WHAT TO WORK ON → Wherever the word "Shift" appears in a line, copy that line.

Entries taken from a collection
☆ ☆ ☆

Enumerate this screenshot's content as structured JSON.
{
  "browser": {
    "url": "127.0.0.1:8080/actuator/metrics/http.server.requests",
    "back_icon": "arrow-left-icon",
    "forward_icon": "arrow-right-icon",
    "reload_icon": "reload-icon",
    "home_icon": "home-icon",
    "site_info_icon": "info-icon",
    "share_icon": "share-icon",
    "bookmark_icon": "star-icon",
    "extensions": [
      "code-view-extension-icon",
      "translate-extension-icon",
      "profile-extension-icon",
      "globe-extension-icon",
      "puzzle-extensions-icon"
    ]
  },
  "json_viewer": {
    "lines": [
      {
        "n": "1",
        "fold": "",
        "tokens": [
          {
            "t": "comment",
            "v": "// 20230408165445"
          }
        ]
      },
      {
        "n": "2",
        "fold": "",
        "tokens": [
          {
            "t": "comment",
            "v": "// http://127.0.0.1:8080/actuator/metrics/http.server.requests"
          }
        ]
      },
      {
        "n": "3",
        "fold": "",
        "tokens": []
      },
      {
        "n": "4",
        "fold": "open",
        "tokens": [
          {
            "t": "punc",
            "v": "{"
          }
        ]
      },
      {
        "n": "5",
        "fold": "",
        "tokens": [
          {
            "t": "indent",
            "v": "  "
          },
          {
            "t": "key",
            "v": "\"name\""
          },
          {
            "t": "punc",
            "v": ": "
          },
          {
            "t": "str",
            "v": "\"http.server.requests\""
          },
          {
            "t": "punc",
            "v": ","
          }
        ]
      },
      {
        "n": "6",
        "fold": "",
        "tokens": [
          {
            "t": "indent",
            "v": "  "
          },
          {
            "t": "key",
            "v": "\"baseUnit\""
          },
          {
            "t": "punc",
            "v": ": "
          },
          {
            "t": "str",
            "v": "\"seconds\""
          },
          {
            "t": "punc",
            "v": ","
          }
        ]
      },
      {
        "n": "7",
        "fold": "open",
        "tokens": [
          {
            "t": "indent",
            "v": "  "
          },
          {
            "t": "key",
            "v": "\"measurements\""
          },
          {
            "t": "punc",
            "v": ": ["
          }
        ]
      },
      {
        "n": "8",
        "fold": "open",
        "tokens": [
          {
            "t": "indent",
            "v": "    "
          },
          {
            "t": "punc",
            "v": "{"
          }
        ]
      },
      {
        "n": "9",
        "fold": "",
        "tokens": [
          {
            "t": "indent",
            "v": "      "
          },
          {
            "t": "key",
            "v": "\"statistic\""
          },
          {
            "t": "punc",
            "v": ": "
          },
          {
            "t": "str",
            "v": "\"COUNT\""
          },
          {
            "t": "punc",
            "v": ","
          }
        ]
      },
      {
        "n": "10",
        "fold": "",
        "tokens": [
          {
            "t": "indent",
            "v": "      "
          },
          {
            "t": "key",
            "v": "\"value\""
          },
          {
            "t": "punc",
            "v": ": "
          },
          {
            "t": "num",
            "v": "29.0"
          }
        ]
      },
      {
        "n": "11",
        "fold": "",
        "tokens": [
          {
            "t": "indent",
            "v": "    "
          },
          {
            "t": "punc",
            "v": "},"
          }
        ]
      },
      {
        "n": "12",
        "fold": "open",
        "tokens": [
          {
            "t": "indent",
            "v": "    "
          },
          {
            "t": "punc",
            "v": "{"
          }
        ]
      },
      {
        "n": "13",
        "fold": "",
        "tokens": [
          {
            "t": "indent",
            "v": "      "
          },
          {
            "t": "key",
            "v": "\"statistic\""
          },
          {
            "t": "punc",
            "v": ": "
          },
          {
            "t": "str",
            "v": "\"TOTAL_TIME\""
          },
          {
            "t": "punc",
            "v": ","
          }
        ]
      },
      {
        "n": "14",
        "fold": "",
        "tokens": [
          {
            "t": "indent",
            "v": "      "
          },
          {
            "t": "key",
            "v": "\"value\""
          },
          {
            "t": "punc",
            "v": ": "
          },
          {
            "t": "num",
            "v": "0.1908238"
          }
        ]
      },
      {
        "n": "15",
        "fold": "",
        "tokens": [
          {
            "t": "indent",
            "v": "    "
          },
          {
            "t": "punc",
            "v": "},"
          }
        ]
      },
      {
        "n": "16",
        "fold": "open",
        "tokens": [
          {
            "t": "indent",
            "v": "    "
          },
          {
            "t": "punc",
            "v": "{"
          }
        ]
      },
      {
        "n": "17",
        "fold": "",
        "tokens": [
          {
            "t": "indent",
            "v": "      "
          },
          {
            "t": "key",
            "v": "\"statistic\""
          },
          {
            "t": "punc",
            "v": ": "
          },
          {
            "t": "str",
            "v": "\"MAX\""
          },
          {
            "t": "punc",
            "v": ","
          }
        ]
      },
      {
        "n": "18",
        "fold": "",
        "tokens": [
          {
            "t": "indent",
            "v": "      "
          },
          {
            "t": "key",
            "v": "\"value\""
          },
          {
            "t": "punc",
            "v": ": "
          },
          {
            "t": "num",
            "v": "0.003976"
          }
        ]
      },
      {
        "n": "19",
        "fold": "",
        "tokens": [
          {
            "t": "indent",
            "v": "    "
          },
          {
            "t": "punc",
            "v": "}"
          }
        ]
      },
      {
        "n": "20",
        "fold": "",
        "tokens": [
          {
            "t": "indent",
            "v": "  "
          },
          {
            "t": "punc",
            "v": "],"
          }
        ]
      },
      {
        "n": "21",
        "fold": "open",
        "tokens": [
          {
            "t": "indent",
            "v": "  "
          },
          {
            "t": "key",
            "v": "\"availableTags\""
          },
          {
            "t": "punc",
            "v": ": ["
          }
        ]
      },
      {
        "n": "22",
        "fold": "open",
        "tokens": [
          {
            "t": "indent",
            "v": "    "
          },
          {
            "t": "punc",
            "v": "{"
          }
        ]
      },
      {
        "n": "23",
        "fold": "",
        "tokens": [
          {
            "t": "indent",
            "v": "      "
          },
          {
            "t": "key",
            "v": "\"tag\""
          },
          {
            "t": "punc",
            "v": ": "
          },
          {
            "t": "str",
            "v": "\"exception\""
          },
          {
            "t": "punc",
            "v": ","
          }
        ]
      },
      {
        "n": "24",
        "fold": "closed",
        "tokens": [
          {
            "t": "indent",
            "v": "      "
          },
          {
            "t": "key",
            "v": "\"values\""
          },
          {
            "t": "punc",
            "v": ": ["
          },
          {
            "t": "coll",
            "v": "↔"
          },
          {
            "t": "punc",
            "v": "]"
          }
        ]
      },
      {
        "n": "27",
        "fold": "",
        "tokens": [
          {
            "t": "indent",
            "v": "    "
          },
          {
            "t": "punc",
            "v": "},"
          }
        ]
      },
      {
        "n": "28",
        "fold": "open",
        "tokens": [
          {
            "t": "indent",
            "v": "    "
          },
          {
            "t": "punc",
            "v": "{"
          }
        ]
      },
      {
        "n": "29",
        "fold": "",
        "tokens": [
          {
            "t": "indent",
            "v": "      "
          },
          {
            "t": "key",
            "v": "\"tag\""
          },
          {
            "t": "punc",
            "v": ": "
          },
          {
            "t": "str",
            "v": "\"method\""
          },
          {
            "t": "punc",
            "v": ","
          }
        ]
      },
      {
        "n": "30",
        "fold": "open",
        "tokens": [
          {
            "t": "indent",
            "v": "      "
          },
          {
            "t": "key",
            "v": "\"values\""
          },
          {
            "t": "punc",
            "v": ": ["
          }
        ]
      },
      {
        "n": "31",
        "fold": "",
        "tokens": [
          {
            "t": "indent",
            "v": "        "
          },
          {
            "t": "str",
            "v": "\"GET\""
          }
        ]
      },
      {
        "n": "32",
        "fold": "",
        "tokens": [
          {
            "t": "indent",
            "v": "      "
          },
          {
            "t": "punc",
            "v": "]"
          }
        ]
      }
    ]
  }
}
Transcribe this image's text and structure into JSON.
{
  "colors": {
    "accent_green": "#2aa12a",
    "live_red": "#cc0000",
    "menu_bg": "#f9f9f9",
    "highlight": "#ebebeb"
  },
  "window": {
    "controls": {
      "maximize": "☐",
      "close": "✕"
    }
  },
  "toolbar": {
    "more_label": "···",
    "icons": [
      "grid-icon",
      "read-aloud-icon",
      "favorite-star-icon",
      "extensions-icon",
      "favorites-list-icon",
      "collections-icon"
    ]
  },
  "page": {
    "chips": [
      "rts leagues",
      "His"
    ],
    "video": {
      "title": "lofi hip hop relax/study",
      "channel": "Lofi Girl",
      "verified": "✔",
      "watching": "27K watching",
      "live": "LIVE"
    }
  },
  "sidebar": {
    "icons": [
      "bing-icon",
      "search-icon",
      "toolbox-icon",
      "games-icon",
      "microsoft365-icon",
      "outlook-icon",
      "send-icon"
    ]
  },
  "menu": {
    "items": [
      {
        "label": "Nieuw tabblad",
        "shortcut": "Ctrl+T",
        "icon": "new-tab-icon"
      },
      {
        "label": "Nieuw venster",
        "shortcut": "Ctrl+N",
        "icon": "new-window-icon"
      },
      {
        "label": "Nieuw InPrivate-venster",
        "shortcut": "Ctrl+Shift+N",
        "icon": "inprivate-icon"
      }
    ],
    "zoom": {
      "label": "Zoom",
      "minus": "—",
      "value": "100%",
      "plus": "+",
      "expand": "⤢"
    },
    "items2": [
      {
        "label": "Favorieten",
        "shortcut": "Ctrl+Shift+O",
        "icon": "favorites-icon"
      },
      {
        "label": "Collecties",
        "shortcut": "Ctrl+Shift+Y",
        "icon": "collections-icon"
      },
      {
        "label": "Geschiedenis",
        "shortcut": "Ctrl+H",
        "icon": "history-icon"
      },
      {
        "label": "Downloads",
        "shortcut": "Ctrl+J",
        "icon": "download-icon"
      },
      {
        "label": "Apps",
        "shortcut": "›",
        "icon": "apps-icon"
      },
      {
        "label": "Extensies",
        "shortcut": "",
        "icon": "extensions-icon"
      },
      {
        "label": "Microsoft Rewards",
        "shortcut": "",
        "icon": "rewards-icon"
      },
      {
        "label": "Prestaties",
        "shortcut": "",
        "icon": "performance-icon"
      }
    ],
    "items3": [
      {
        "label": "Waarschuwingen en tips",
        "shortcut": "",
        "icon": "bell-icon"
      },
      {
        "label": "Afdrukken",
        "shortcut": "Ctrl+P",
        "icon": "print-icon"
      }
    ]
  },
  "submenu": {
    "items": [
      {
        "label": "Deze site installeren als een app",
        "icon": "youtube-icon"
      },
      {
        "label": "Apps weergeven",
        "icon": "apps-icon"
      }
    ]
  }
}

☆ ☆ ☆

CORRECT RESPONSE →
        "shortcut": "Ctrl+Shift+N",
        "shortcut": "Ctrl+Shift+O",
        "shortcut": "Ctrl+Shift+Y",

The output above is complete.